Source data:
★ ★ ★ ★ ★ ★ ★
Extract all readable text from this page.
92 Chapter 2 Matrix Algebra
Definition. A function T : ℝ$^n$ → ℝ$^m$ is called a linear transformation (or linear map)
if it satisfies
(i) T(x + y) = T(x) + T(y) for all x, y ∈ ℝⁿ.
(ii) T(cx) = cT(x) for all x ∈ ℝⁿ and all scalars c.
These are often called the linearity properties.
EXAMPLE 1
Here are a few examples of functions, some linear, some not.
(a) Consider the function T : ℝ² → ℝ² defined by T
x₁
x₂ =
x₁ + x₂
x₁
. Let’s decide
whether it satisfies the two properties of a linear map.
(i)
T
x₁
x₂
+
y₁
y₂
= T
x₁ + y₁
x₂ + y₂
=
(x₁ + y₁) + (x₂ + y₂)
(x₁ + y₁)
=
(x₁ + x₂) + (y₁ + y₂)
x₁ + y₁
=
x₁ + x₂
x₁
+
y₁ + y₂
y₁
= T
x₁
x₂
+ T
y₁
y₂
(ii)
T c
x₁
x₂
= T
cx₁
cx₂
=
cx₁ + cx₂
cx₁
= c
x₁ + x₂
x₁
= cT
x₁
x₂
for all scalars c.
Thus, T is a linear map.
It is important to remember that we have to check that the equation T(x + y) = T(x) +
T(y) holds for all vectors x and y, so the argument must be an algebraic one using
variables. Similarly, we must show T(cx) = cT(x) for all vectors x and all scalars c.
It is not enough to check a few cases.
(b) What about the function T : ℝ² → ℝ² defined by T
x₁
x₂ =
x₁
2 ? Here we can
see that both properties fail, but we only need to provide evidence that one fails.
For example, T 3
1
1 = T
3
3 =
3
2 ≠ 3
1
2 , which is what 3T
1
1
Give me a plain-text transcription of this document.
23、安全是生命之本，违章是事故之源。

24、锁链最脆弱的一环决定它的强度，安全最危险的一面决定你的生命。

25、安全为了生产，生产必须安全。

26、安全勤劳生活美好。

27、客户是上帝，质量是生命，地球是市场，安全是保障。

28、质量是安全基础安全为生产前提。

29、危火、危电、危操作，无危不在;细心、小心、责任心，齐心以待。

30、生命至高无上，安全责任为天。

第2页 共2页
★ ★ ★ ★ ★ ★ ★
EXERCISE INSTRUCTIONS: Gather every line containing the word "vectors" and copy it.

ANSWER:
T(y) holds for all vectors x and y, so the argument must be an algebraic one using
variables. Similarly, we must show T(cx) = cT(x) for all vectors x and all scalars c.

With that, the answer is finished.